* Problem to solve *
Identify the lines bearing the string "text" and gather them.

----- Data to process

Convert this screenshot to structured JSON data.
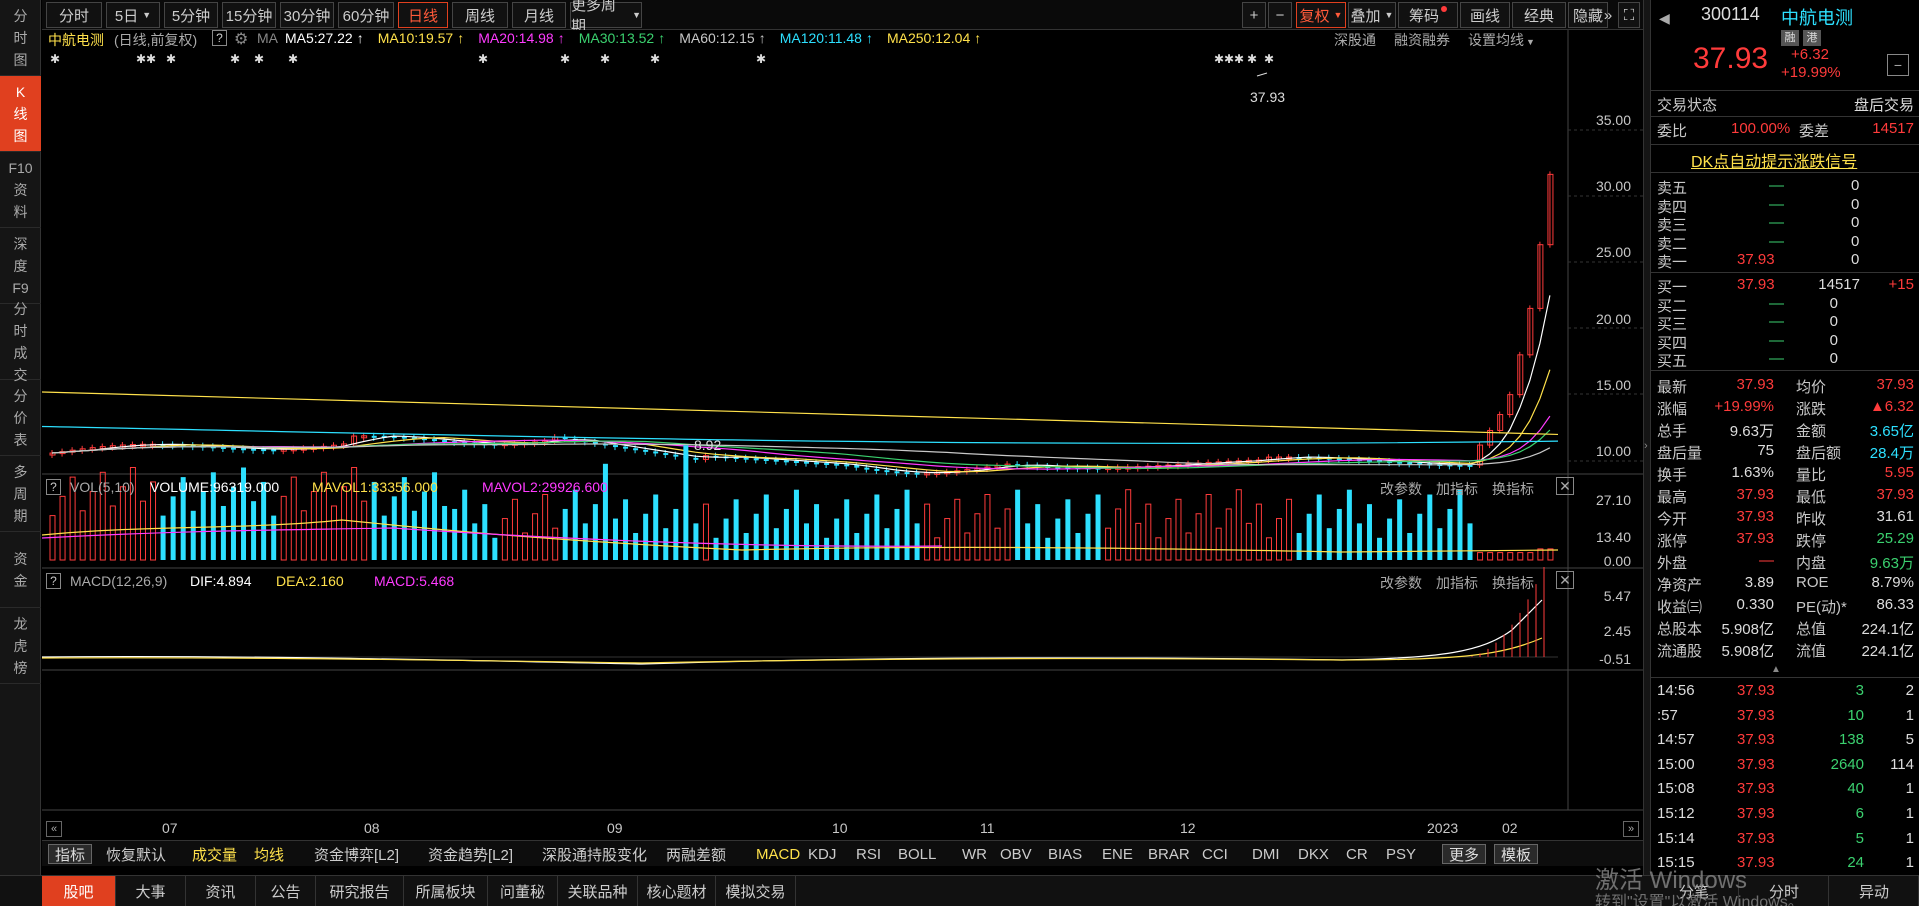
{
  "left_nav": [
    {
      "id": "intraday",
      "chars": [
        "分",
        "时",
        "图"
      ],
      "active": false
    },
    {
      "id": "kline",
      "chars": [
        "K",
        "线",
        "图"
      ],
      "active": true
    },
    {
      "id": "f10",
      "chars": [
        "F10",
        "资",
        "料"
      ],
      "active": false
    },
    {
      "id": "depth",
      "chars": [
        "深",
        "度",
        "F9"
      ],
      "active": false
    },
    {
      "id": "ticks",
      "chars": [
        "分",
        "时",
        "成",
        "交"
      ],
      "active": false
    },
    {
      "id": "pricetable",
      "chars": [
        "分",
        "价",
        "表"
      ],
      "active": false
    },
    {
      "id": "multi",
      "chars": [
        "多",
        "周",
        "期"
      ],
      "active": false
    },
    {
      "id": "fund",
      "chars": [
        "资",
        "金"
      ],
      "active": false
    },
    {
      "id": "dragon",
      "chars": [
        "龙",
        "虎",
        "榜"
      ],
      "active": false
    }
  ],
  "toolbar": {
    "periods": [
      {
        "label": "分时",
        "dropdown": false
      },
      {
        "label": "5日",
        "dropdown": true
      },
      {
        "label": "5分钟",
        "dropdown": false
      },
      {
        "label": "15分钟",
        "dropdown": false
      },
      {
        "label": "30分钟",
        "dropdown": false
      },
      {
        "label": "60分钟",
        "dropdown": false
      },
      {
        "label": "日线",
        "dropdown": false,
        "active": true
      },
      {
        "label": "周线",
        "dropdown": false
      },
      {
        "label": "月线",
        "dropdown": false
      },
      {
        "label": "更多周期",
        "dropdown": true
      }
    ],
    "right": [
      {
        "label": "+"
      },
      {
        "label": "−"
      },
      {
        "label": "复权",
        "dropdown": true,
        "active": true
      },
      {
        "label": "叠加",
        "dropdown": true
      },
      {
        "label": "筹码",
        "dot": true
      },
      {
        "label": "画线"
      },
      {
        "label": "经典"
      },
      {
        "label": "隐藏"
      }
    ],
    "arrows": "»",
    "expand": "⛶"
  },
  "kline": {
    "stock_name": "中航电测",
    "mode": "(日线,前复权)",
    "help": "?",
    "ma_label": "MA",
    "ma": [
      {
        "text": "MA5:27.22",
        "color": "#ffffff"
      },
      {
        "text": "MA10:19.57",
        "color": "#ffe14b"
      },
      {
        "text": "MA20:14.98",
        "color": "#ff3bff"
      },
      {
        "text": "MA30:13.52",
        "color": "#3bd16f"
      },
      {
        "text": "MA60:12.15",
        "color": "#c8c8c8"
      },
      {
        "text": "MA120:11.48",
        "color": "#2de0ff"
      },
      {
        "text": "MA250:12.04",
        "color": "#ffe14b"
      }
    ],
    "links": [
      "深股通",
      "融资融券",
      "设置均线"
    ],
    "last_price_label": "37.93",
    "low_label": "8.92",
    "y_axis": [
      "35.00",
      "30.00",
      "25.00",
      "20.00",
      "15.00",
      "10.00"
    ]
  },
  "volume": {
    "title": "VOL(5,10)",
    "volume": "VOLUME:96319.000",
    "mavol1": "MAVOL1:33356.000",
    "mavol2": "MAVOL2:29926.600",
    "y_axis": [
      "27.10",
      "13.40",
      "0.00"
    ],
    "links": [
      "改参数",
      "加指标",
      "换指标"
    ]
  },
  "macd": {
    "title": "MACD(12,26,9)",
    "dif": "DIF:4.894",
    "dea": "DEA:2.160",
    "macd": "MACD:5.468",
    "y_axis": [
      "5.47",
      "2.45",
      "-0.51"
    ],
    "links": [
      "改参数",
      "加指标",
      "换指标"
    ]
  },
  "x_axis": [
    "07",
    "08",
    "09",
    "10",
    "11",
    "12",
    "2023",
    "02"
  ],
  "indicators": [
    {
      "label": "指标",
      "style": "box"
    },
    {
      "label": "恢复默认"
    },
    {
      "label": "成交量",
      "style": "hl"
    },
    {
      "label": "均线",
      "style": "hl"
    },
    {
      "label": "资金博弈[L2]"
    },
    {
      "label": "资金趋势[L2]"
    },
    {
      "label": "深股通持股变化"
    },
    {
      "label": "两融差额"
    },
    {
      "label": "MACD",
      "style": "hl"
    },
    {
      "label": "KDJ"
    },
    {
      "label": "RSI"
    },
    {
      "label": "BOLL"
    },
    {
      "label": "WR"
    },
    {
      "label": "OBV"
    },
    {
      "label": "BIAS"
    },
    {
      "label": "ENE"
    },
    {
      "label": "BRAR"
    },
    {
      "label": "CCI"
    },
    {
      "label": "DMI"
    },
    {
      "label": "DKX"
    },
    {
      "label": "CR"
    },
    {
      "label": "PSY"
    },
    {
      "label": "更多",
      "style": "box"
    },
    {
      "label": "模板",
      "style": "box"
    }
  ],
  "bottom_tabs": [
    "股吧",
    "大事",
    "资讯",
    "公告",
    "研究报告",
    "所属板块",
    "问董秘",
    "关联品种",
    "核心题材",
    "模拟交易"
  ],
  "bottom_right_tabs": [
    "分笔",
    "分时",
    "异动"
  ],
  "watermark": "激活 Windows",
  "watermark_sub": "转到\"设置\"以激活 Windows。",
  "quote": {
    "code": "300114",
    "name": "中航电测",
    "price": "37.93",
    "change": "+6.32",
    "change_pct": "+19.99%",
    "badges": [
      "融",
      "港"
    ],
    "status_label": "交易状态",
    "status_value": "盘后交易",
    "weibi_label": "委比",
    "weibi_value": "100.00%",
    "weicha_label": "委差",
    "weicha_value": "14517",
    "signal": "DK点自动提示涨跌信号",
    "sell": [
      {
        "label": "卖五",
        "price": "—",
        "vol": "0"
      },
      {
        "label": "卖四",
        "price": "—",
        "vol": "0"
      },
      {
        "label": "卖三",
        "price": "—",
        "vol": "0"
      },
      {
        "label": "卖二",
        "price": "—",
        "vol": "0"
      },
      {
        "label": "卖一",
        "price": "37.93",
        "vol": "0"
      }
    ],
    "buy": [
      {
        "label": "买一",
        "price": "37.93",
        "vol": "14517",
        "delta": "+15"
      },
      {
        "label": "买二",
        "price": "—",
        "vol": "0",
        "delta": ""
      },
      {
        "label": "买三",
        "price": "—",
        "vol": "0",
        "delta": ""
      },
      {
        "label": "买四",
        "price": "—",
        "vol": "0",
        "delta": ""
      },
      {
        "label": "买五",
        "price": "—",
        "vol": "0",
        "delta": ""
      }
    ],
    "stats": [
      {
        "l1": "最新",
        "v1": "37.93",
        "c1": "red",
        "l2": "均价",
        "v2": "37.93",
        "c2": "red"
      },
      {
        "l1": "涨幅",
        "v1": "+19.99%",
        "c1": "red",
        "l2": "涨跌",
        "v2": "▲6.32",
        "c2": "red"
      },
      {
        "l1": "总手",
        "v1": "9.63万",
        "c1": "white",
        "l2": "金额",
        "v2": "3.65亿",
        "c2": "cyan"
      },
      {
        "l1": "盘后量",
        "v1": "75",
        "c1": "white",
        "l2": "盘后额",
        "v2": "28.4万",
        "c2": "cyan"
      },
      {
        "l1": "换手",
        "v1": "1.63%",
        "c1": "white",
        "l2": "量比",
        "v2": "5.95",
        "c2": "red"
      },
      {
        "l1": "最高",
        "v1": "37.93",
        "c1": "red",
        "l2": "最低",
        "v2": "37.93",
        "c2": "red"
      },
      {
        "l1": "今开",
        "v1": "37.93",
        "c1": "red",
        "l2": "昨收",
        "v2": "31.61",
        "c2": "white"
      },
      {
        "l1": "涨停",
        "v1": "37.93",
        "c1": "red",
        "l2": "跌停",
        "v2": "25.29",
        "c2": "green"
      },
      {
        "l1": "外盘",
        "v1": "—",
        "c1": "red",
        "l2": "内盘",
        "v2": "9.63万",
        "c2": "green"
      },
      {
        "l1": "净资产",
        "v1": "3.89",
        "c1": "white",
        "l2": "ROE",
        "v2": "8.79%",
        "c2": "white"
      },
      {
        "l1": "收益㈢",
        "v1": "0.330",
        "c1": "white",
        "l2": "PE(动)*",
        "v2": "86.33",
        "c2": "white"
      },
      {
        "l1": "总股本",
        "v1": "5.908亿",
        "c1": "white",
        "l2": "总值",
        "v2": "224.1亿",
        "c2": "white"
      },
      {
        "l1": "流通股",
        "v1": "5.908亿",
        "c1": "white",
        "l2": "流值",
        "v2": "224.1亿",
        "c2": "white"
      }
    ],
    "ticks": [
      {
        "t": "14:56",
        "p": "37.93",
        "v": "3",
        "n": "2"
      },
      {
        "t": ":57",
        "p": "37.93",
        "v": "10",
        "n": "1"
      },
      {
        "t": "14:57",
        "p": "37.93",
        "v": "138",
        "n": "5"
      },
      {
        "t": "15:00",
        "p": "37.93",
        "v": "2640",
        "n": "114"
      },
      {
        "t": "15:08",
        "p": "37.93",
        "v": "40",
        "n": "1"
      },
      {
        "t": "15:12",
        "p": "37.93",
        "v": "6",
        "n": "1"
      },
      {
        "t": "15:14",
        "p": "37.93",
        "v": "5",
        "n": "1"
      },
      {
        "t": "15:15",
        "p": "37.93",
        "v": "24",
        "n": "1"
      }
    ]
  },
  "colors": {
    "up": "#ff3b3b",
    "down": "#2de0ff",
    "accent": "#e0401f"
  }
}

----------

* Exercise answer *
        "text": "MA5:27.22",
        "text": "MA10:19.57",
        "text": "MA20:14.98",
        "text": "MA30:13.52",
        "text": "MA60:12.15",
        "text": "MA120:11.48",
        "text": "MA250:12.04",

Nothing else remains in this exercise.